[Collected data]
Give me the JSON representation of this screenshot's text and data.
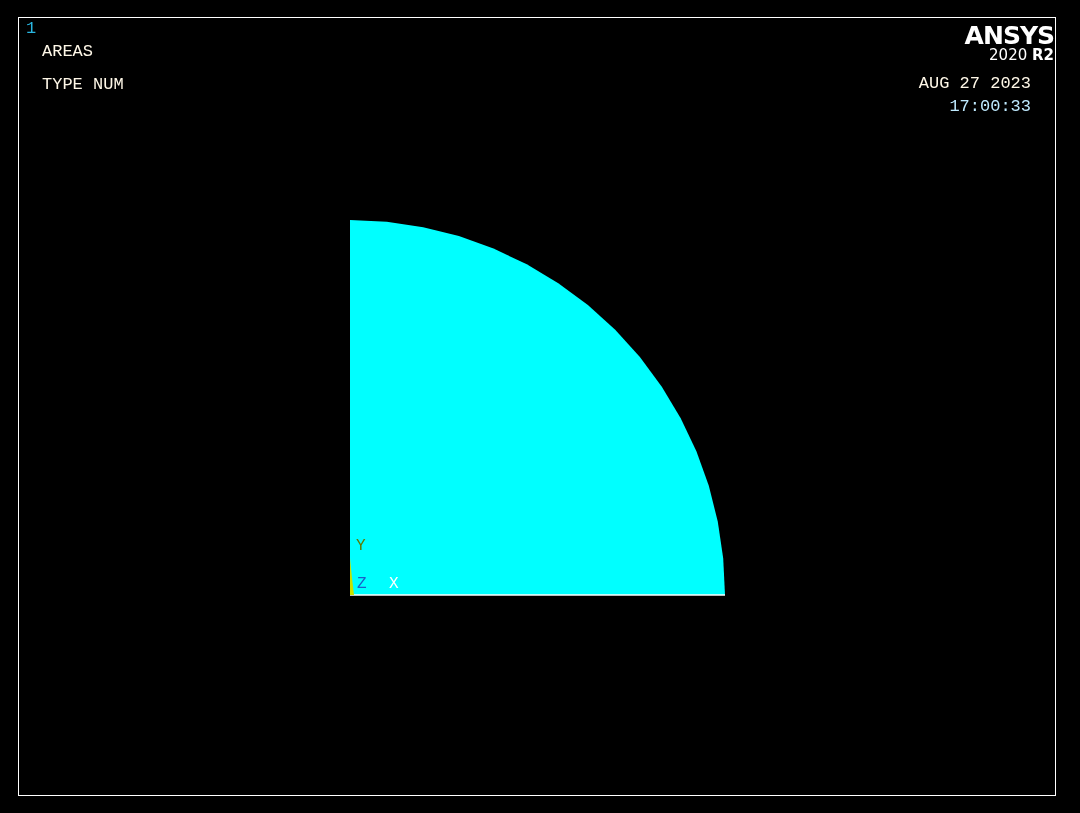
{
  "window_number": "1",
  "plot_titles": [
    "AREAS",
    "TYPE NUM"
  ],
  "logo": {
    "name": "ANSYS",
    "version": "2020 **R2**"
  },
  "date": "AUG 27 2023",
  "time": "17:00:33",
  "triad": [
    {
      "label": "Y",
      "color": "#5f7a00"
    },
    {
      "label": "Z",
      "color": "#1a5fc8"
    },
    {
      "label": "X",
      "color": "#ffffff"
    }
  ]
}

#### [TASK TO CARRY OUT]
Retype the whole listing exactly and leave the pictures out.

#### [SOLUTION TO THIS PROBLEM]
Give me the JSON representation of this screenshot's text and data.
{
  "window_number": "1",
  "plot_titles": [
    "AREAS",
    "TYPE NUM"
  ],
  "logo": {
    "name": "ANSYS",
    "version": "2020 **R2**"
  },
  "date": "AUG 27 2023",
  "time": "17:00:33",
  "triad": [
    {
      "label": "Y",
      "color": "#5f7a00"
    },
    {
      "label": "Z",
      "color": "#1a5fc8"
    },
    {
      "label": "X",
      "color": "#ffffff"
    }
  ]
}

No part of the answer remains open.